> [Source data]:

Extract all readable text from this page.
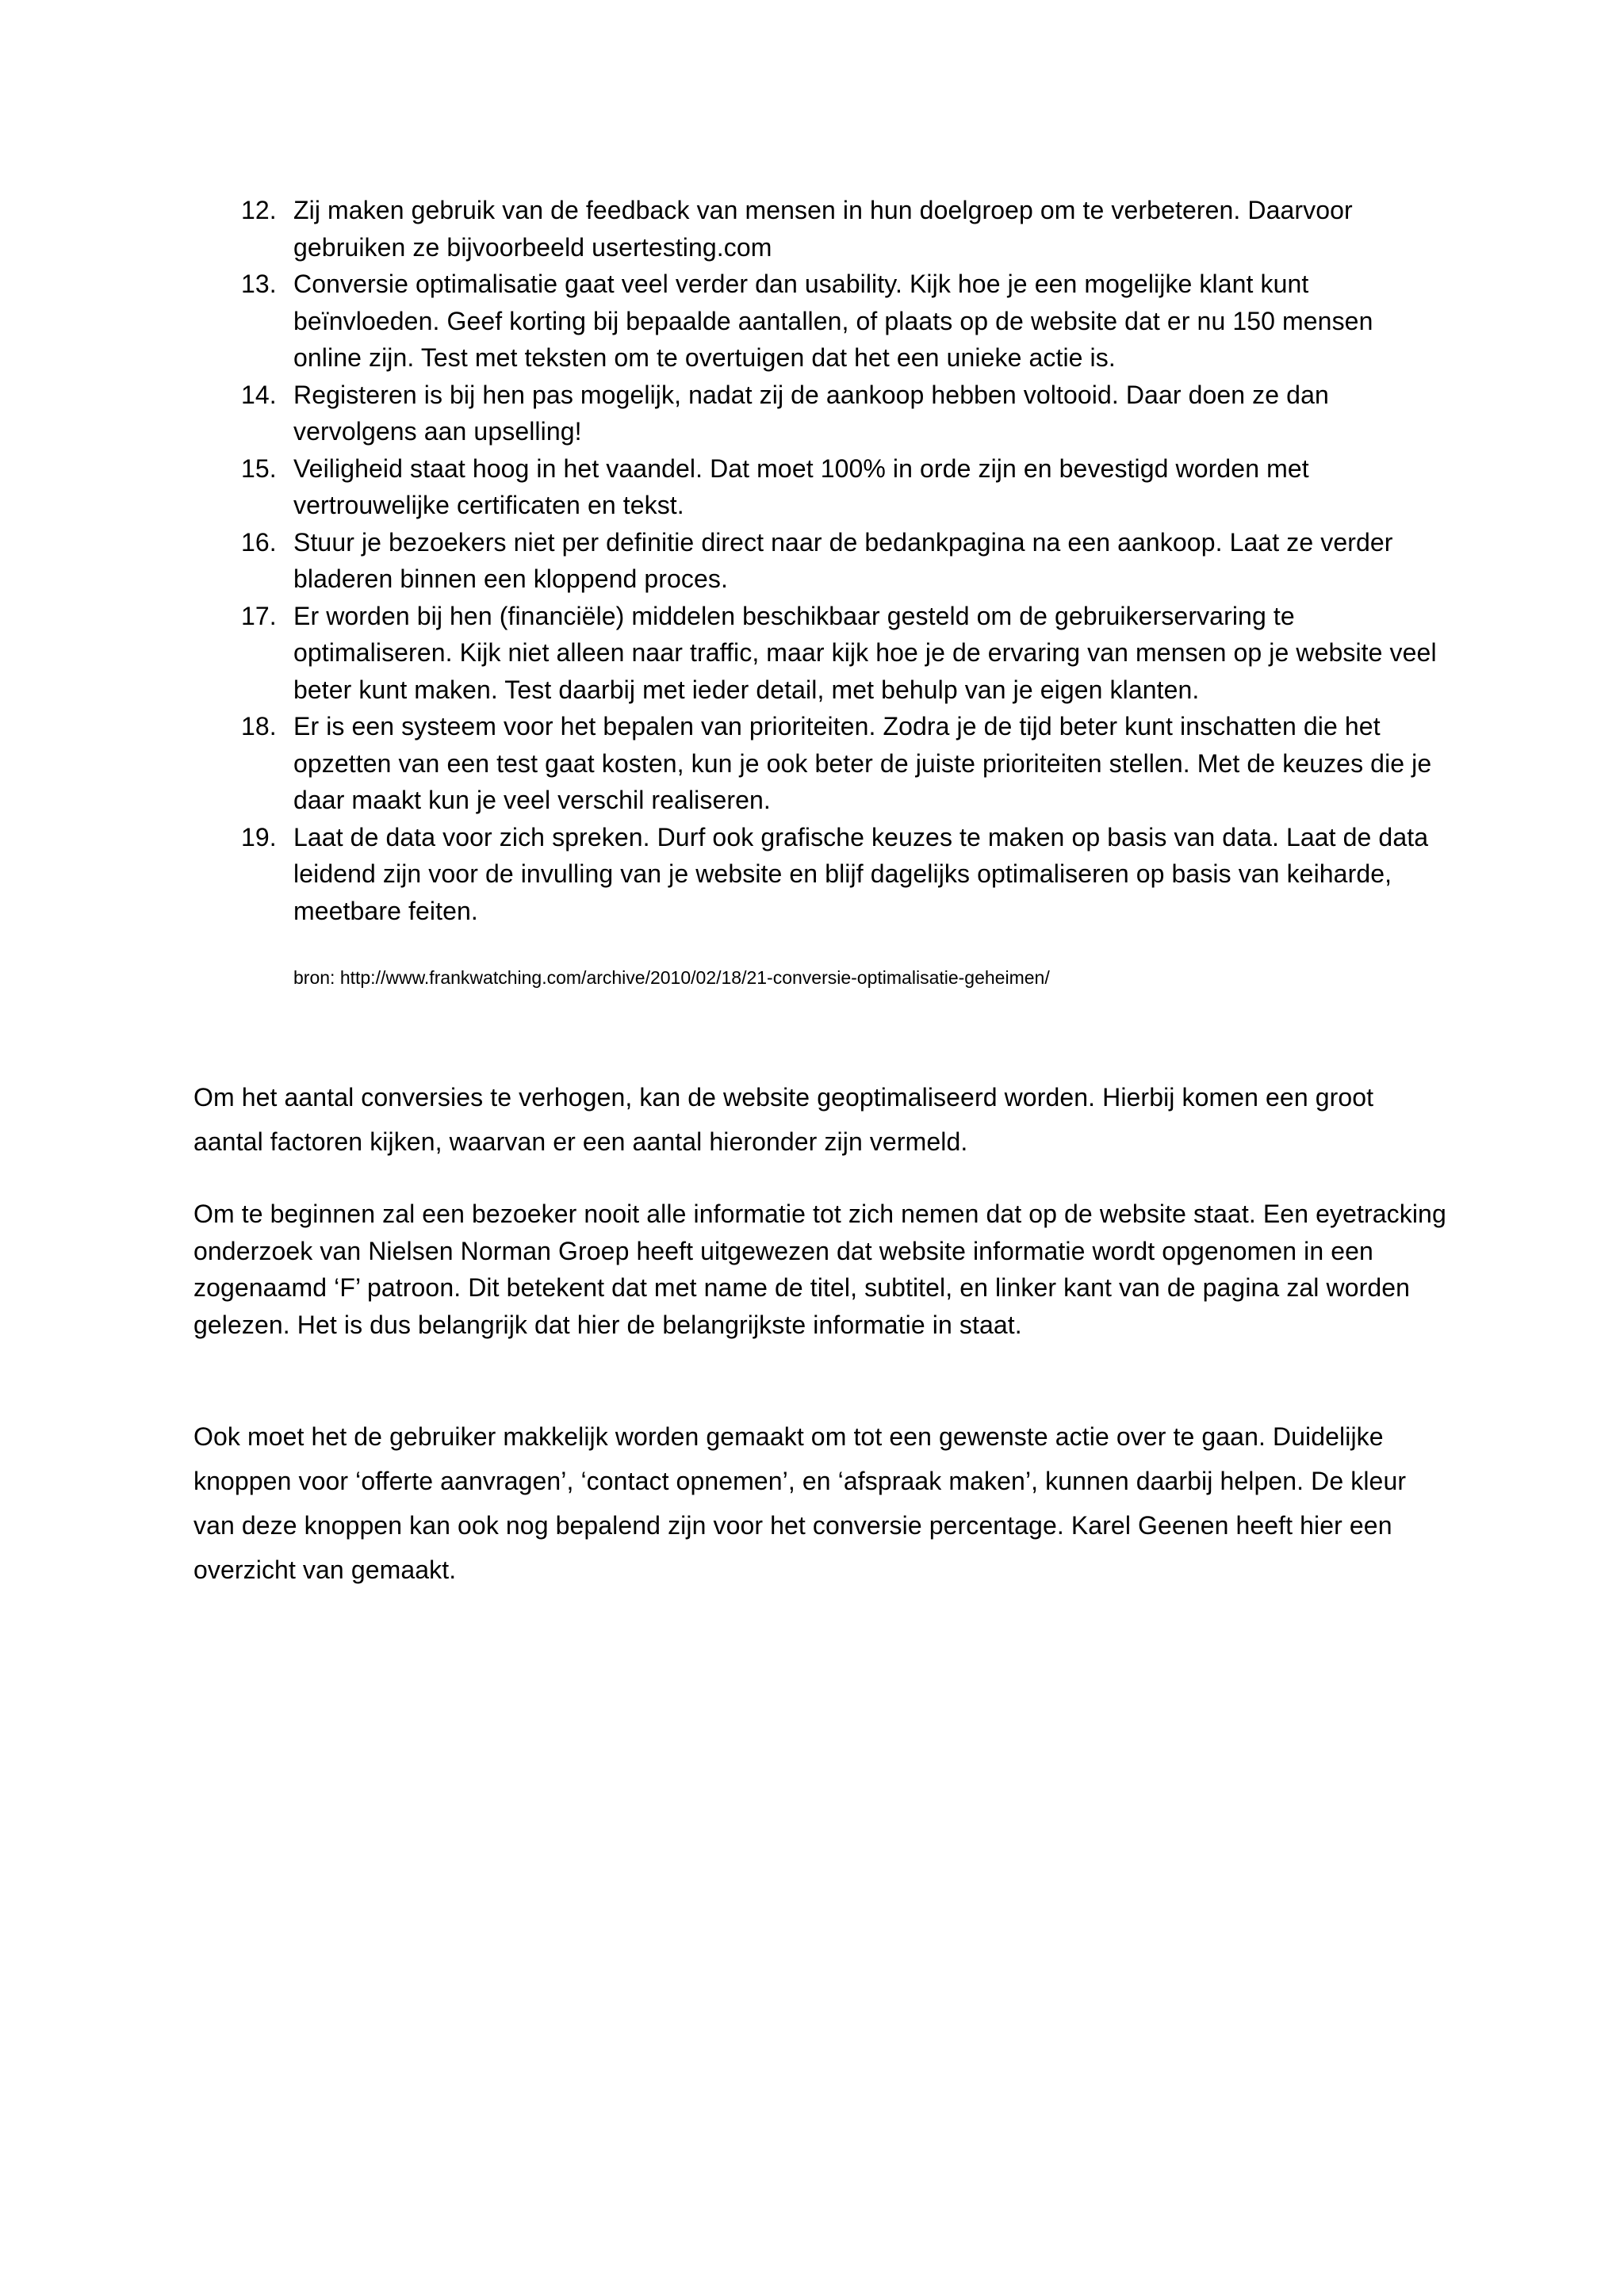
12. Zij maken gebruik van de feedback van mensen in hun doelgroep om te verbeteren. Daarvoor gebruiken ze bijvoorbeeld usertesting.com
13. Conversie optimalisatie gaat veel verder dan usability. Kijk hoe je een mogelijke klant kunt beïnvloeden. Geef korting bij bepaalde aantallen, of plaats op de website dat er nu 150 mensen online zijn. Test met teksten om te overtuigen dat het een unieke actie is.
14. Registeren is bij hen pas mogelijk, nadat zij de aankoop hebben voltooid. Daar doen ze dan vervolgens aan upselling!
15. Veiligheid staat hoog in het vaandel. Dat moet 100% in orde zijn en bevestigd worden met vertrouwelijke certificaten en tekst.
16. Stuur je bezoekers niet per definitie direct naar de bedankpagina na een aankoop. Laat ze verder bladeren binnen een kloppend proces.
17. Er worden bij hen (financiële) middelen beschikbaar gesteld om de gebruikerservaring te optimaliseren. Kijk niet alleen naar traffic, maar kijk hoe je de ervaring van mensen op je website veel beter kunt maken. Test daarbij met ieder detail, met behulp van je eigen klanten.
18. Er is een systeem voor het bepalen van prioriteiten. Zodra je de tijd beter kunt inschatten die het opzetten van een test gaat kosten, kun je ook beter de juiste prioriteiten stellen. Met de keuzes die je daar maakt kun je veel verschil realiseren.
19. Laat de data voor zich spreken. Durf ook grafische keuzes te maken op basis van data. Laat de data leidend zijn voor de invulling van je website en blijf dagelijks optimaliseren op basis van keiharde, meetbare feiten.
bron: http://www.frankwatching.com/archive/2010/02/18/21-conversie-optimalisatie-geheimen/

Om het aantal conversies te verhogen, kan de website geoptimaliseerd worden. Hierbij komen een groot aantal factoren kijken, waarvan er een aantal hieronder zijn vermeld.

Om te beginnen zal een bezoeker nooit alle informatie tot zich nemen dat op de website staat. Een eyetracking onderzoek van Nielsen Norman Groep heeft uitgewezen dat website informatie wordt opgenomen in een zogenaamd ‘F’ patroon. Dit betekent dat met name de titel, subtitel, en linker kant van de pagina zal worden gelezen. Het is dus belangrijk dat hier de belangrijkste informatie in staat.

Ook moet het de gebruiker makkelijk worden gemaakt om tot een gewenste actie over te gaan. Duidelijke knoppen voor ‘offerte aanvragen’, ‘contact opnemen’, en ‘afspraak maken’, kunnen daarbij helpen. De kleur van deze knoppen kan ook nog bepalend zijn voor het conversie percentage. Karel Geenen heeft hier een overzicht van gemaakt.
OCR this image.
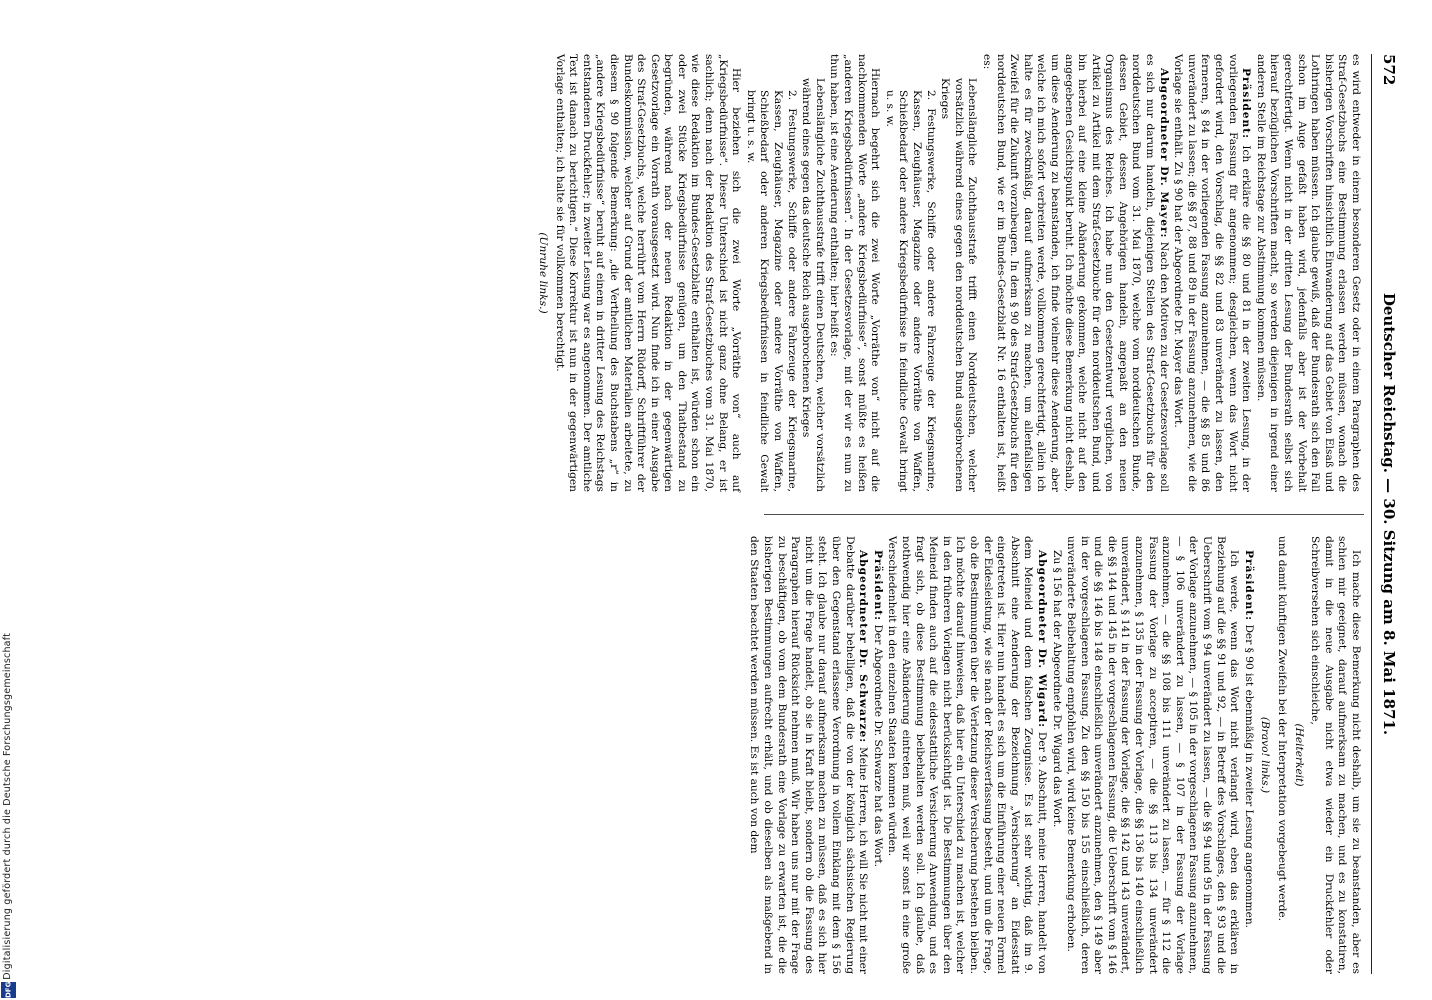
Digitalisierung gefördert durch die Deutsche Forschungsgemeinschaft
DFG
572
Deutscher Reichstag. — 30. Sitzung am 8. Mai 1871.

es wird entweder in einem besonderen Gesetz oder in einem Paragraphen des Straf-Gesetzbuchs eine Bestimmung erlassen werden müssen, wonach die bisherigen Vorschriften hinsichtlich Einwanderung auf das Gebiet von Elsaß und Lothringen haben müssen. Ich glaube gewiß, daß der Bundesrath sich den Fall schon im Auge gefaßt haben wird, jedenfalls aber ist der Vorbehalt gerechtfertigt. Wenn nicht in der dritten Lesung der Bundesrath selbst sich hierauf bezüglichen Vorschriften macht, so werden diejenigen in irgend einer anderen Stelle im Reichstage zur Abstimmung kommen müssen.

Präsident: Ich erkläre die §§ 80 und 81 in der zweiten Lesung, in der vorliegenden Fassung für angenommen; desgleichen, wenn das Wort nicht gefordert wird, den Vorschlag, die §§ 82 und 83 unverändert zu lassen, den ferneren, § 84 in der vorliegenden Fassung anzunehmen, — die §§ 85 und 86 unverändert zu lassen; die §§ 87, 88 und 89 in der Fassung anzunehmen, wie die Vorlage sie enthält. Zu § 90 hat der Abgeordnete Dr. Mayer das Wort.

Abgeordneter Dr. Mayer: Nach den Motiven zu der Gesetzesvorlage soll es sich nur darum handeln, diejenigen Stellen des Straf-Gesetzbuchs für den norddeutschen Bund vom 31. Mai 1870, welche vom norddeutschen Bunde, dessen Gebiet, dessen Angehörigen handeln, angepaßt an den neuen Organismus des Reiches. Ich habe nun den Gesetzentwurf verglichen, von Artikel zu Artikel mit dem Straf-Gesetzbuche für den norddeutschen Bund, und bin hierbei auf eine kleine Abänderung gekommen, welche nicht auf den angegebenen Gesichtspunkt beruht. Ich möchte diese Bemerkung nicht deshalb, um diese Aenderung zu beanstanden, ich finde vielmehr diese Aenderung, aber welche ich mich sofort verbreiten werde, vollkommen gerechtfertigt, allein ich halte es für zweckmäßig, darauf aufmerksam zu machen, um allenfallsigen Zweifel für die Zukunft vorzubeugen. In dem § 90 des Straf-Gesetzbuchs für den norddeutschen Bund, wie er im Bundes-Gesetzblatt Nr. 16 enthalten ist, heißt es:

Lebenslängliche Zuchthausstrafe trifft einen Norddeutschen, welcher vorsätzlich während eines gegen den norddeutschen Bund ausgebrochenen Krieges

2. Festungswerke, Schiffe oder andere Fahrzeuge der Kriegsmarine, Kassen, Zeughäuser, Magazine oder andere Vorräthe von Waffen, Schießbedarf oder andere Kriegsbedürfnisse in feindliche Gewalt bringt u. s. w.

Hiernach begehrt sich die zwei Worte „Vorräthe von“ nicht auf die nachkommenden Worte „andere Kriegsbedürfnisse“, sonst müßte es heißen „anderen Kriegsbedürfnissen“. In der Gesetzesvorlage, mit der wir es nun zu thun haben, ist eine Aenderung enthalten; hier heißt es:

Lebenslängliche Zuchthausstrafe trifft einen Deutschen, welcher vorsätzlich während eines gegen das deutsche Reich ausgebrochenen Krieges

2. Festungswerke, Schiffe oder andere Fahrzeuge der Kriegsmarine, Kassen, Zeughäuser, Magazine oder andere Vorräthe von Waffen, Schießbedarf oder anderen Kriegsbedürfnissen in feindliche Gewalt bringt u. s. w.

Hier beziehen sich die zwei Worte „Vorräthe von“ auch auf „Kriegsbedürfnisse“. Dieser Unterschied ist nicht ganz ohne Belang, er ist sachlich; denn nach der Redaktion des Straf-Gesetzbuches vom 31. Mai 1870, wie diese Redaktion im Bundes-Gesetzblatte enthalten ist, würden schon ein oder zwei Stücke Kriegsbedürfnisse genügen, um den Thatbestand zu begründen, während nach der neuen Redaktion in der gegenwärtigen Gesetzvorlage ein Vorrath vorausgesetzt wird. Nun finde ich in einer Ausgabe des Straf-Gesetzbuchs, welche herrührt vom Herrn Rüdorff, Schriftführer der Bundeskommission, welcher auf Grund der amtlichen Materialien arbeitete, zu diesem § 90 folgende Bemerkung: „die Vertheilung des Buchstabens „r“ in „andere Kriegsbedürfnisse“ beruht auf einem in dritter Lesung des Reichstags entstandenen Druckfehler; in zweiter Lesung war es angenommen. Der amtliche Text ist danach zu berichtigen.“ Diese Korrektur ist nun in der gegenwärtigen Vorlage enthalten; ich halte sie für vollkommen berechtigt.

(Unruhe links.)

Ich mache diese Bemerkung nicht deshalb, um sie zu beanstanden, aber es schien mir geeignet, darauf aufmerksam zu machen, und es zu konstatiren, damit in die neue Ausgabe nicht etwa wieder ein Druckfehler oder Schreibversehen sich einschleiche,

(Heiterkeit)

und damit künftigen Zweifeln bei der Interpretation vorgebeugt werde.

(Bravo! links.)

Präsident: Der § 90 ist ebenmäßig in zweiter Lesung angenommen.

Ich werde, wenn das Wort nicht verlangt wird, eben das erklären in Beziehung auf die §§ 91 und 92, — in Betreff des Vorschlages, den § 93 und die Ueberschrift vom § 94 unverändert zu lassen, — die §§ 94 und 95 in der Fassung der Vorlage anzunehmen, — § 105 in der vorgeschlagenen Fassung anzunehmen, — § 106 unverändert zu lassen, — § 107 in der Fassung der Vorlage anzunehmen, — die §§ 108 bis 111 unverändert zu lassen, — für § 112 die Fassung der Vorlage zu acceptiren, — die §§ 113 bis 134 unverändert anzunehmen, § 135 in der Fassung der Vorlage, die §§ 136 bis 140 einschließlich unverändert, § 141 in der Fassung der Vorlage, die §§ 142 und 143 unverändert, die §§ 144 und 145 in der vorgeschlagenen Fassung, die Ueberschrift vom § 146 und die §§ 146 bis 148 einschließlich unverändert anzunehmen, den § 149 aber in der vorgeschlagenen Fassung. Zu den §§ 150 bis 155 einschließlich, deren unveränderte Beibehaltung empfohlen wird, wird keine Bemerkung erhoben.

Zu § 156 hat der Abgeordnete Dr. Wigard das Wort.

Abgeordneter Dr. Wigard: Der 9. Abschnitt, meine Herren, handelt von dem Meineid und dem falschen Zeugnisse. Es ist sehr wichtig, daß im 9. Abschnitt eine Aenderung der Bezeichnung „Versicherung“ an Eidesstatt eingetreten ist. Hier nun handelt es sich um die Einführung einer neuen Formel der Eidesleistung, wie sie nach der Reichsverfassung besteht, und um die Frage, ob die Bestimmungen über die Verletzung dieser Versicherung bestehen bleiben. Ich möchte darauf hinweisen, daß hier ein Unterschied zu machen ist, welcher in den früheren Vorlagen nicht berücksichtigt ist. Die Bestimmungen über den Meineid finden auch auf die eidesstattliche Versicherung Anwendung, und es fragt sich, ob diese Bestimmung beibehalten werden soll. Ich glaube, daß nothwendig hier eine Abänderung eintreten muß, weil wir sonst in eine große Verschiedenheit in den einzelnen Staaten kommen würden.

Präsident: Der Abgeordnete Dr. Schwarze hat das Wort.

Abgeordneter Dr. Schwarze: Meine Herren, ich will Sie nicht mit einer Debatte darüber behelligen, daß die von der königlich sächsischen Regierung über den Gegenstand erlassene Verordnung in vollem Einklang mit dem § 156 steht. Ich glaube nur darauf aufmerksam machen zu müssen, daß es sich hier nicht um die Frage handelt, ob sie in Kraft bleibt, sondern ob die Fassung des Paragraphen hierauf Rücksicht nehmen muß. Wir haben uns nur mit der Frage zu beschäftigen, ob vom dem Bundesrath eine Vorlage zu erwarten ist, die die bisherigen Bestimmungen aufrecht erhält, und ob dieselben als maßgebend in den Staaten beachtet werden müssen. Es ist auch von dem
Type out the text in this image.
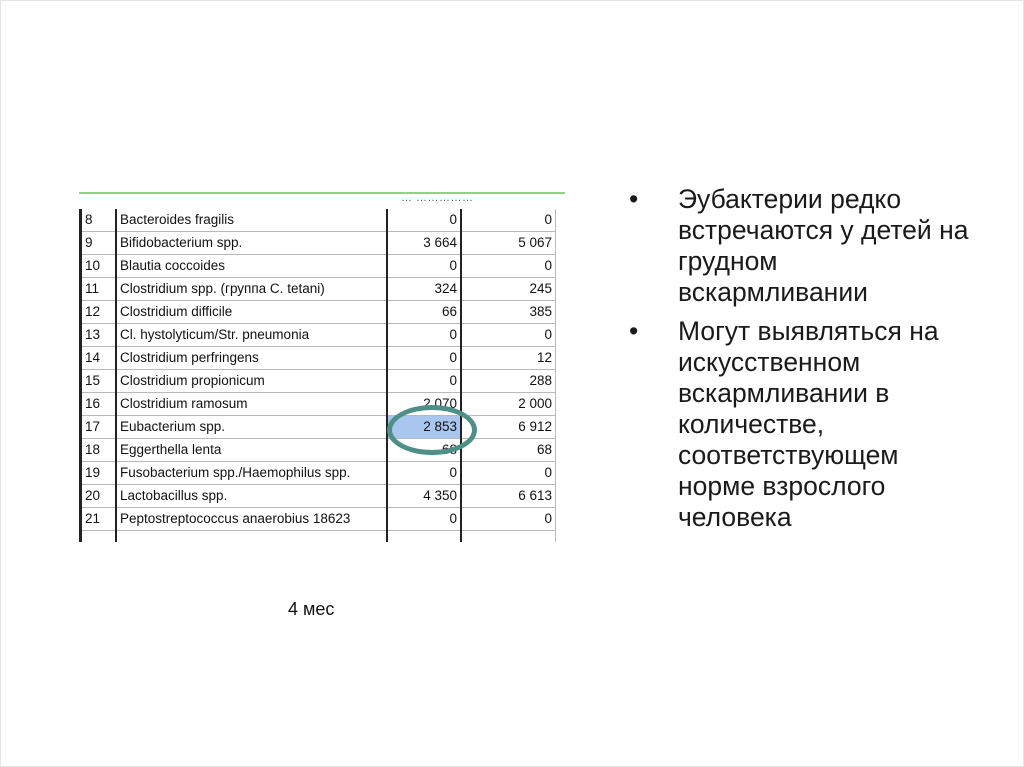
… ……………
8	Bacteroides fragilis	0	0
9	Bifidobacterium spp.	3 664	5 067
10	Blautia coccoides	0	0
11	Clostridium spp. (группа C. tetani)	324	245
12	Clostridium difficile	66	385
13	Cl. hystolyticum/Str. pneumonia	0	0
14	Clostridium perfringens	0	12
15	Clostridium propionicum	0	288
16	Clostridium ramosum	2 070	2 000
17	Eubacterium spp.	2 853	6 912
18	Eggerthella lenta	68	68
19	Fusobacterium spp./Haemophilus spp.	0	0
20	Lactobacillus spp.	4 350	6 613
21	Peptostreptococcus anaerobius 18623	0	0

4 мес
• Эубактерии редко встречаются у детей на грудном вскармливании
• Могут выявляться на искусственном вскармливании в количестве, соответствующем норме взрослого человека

> [Exercise aim]:
Out of the data above, return each line where the word "Schießbedarf" can be found.

> [Solved exercise]:
2. Festungswerke, Schiffe oder andere Fahrzeuge der Kriegsmarine, Kassen, Zeughäuser, Magazine oder andere Vorräthe von Waffen, Schießbedarf oder andere Kriegsbedürfnisse in feindliche Gewalt bringt u. s. w.
2. Festungswerke, Schiffe oder andere Fahrzeuge der Kriegsmarine, Kassen, Zeughäuser, Magazine oder andere Vorräthe von Waffen, Schießbedarf oder anderen Kriegsbedürfnissen in feindliche Gewalt bringt u. s. w.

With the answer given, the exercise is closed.